SHORT EXERCISE:
Filter the records below for the word "très". Copy each line that holds it.

BEGIN SUPPLIED RECORDS

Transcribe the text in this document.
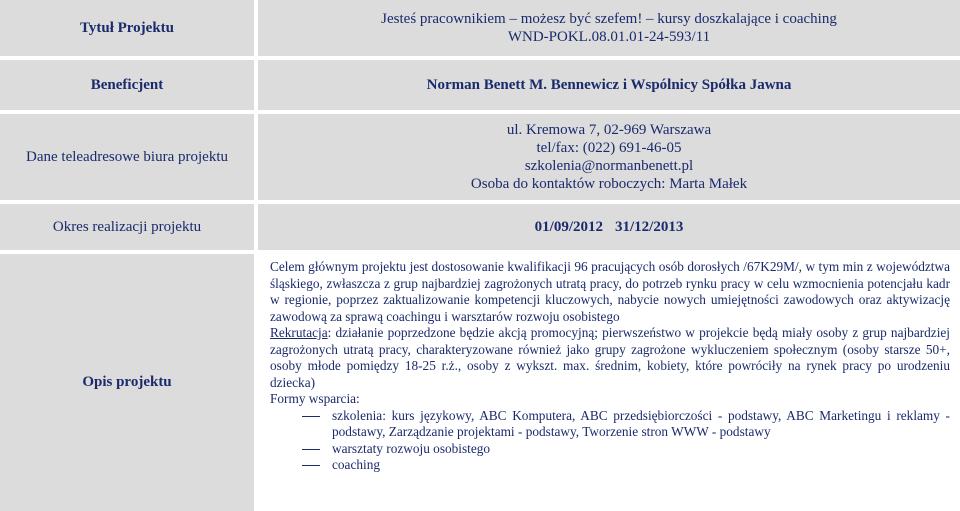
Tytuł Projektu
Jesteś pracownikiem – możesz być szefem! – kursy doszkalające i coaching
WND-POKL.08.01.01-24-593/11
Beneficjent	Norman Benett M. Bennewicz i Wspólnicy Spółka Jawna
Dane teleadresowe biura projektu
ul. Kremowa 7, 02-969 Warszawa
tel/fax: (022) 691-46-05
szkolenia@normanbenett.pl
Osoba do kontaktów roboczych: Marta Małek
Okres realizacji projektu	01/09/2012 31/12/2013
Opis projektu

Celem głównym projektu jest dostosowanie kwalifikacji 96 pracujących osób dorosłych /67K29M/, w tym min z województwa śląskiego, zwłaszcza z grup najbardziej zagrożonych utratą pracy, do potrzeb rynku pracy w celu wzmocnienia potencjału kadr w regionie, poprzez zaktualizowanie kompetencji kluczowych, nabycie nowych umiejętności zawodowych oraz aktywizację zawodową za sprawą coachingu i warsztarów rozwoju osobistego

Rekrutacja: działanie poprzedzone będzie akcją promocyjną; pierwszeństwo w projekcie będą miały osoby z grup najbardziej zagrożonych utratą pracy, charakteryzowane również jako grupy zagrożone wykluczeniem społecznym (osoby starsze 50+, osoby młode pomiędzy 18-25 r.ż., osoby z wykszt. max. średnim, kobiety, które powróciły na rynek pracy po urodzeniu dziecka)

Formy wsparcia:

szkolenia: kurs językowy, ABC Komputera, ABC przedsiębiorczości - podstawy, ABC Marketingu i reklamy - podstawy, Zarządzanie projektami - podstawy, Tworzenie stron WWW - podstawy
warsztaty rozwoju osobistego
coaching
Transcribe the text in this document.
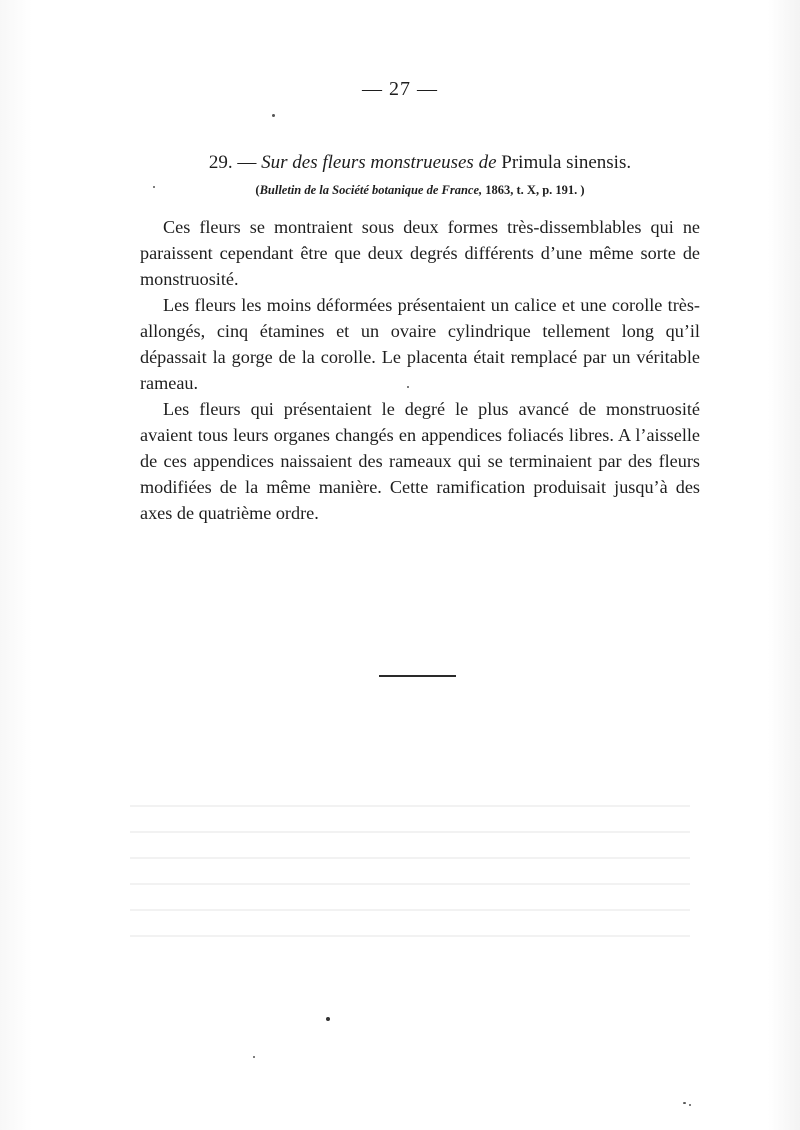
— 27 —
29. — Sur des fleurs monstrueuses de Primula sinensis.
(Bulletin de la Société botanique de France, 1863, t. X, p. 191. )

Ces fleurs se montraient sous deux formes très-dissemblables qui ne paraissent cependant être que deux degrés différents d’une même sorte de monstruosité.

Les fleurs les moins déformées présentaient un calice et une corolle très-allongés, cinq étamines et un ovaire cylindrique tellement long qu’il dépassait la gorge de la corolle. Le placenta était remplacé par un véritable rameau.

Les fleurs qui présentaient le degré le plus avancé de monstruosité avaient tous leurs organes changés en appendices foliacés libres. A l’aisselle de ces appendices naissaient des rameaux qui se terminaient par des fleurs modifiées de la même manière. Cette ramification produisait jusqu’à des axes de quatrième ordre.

END SUPPLIED RECORDS

WORKED SOLUTION:
Ces fleurs se montraient sous deux formes très-dissemblables qui ne paraissent cependant être que deux degrés différents d’une même sorte de monstruosité.
Les fleurs les moins déformées présentaient un calice et une corolle très-allongés, cinq étamines et un ovaire cylindrique tellement long qu’il dépassait la gorge de la corolle. Le placenta était remplacé par un véritable rameau.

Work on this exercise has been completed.